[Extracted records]
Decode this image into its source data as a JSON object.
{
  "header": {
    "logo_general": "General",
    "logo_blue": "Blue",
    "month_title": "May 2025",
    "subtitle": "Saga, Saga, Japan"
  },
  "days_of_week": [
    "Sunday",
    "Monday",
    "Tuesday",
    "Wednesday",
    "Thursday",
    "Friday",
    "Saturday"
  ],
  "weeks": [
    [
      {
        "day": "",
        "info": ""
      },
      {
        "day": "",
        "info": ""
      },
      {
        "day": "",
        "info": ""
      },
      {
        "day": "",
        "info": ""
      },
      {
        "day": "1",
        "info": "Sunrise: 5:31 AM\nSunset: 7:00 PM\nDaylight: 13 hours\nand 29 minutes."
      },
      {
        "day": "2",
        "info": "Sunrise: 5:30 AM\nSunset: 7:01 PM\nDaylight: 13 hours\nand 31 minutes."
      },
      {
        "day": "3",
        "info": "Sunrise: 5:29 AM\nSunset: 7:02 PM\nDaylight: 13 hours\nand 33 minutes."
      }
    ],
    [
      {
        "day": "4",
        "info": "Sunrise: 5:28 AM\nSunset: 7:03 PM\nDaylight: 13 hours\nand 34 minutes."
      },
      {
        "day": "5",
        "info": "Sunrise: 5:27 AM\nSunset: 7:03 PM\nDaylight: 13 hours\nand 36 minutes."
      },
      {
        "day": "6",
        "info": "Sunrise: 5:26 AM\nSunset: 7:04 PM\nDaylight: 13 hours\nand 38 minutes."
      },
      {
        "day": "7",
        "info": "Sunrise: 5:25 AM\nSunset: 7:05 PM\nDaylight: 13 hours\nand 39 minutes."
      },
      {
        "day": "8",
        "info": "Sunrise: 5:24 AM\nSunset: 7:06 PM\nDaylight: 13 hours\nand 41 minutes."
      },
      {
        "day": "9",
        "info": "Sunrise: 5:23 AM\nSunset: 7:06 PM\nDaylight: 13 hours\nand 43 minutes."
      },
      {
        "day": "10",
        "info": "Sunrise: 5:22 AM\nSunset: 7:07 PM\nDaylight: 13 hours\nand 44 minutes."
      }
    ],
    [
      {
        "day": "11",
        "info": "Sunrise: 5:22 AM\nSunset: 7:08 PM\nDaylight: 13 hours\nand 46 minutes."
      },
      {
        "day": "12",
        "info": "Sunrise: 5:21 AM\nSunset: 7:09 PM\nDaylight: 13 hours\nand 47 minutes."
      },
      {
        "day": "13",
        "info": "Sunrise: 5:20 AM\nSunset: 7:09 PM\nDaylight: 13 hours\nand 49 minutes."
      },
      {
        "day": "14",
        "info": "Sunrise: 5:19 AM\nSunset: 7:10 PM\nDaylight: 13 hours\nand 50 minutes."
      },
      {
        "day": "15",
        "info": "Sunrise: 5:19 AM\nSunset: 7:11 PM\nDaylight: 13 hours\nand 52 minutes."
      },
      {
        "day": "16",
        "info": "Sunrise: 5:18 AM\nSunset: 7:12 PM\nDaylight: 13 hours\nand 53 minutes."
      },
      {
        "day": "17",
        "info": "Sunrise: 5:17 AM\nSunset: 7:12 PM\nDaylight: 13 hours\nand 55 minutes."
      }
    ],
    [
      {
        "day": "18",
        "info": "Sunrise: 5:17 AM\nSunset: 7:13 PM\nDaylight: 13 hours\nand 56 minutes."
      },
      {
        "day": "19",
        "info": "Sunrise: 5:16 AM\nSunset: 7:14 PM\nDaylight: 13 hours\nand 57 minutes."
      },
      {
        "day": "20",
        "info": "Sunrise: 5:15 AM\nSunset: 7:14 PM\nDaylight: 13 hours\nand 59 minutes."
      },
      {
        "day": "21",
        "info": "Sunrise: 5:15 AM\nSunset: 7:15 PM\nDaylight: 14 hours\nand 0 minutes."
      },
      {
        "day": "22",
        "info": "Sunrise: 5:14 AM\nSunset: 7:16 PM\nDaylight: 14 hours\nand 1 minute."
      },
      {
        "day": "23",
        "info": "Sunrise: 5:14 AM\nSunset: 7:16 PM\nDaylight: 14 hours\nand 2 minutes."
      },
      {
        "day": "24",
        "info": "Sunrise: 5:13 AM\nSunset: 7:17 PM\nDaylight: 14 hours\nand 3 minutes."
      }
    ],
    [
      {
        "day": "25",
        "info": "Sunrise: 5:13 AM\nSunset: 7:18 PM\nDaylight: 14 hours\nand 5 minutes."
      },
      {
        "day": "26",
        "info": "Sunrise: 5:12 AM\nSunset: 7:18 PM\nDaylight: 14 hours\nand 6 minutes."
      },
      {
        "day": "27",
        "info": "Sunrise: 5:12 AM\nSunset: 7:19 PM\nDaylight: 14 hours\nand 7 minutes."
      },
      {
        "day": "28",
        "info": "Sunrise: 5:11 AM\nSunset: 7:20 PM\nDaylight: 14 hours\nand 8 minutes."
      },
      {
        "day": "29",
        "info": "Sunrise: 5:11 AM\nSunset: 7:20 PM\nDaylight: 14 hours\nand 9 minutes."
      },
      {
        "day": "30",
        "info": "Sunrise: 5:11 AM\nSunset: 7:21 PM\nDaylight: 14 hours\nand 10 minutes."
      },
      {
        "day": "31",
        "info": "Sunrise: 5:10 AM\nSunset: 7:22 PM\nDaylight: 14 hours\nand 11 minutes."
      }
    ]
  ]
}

● **Stated problem**: Please repeat the listing exactly, with nothing left out.

● **Answer to the task**:
Decode this image into its source data as a JSON object.
{
  "header": {
    "logo_general": "General",
    "logo_blue": "Blue",
    "month_title": "May 2025",
    "subtitle": "Saga, Saga, Japan"
  },
  "days_of_week": [
    "Sunday",
    "Monday",
    "Tuesday",
    "Wednesday",
    "Thursday",
    "Friday",
    "Saturday"
  ],
  "weeks": [
    [
      {
        "day": "",
        "info": ""
      },
      {
        "day": "",
        "info": ""
      },
      {
        "day": "",
        "info": ""
      },
      {
        "day": "",
        "info": ""
      },
      {
        "day": "1",
        "info": "Sunrise: 5:31 AM\nSunset: 7:00 PM\nDaylight: 13 hours\nand 29 minutes."
      },
      {
        "day": "2",
        "info": "Sunrise: 5:30 AM\nSunset: 7:01 PM\nDaylight: 13 hours\nand 31 minutes."
      },
      {
        "day": "3",
        "info": "Sunrise: 5:29 AM\nSunset: 7:02 PM\nDaylight: 13 hours\nand 33 minutes."
      }
    ],
    [
      {
        "day": "4",
        "info": "Sunrise: 5:28 AM\nSunset: 7:03 PM\nDaylight: 13 hours\nand 34 minutes."
      },
      {
        "day": "5",
        "info": "Sunrise: 5:27 AM\nSunset: 7:03 PM\nDaylight: 13 hours\nand 36 minutes."
      },
      {
        "day": "6",
        "info": "Sunrise: 5:26 AM\nSunset: 7:04 PM\nDaylight: 13 hours\nand 38 minutes."
      },
      {
        "day": "7",
        "info": "Sunrise: 5:25 AM\nSunset: 7:05 PM\nDaylight: 13 hours\nand 39 minutes."
      },
      {
        "day": "8",
        "info": "Sunrise: 5:24 AM\nSunset: 7:06 PM\nDaylight: 13 hours\nand 41 minutes."
      },
      {
        "day": "9",
        "info": "Sunrise: 5:23 AM\nSunset: 7:06 PM\nDaylight: 13 hours\nand 43 minutes."
      },
      {
        "day": "10",
        "info": "Sunrise: 5:22 AM\nSunset: 7:07 PM\nDaylight: 13 hours\nand 44 minutes."
      }
    ],
    [
      {
        "day": "11",
        "info": "Sunrise: 5:22 AM\nSunset: 7:08 PM\nDaylight: 13 hours\nand 46 minutes."
      },
      {
        "day": "12",
        "info": "Sunrise: 5:21 AM\nSunset: 7:09 PM\nDaylight: 13 hours\nand 47 minutes."
      },
      {
        "day": "13",
        "info": "Sunrise: 5:20 AM\nSunset: 7:09 PM\nDaylight: 13 hours\nand 49 minutes."
      },
      {
        "day": "14",
        "info": "Sunrise: 5:19 AM\nSunset: 7:10 PM\nDaylight: 13 hours\nand 50 minutes."
      },
      {
        "day": "15",
        "info": "Sunrise: 5:19 AM\nSunset: 7:11 PM\nDaylight: 13 hours\nand 52 minutes."
      },
      {
        "day": "16",
        "info": "Sunrise: 5:18 AM\nSunset: 7:12 PM\nDaylight: 13 hours\nand 53 minutes."
      },
      {
        "day": "17",
        "info": "Sunrise: 5:17 AM\nSunset: 7:12 PM\nDaylight: 13 hours\nand 55 minutes."
      }
    ],
    [
      {
        "day": "18",
        "info": "Sunrise: 5:17 AM\nSunset: 7:13 PM\nDaylight: 13 hours\nand 56 minutes."
      },
      {
        "day": "19",
        "info": "Sunrise: 5:16 AM\nSunset: 7:14 PM\nDaylight: 13 hours\nand 57 minutes."
      },
      {
        "day": "20",
        "info": "Sunrise: 5:15 AM\nSunset: 7:14 PM\nDaylight: 13 hours\nand 59 minutes."
      },
      {
        "day": "21",
        "info": "Sunrise: 5:15 AM\nSunset: 7:15 PM\nDaylight: 14 hours\nand 0 minutes."
      },
      {
        "day": "22",
        "info": "Sunrise: 5:14 AM\nSunset: 7:16 PM\nDaylight: 14 hours\nand 1 minute."
      },
      {
        "day": "23",
        "info": "Sunrise: 5:14 AM\nSunset: 7:16 PM\nDaylight: 14 hours\nand 2 minutes."
      },
      {
        "day": "24",
        "info": "Sunrise: 5:13 AM\nSunset: 7:17 PM\nDaylight: 14 hours\nand 3 minutes."
      }
    ],
    [
      {
        "day": "25",
        "info": "Sunrise: 5:13 AM\nSunset: 7:18 PM\nDaylight: 14 hours\nand 5 minutes."
      },
      {
        "day": "26",
        "info": "Sunrise: 5:12 AM\nSunset: 7:18 PM\nDaylight: 14 hours\nand 6 minutes."
      },
      {
        "day": "27",
        "info": "Sunrise: 5:12 AM\nSunset: 7:19 PM\nDaylight: 14 hours\nand 7 minutes."
      },
      {
        "day": "28",
        "info": "Sunrise: 5:11 AM\nSunset: 7:20 PM\nDaylight: 14 hours\nand 8 minutes."
      },
      {
        "day": "29",
        "info": "Sunrise: 5:11 AM\nSunset: 7:20 PM\nDaylight: 14 hours\nand 9 minutes."
      },
      {
        "day": "30",
        "info": "Sunrise: 5:11 AM\nSunset: 7:21 PM\nDaylight: 14 hours\nand 10 minutes."
      },
      {
        "day": "31",
        "info": "Sunrise: 5:10 AM\nSunset: 7:22 PM\nDaylight: 14 hours\nand 11 minutes."
      }
    ]
  ]
}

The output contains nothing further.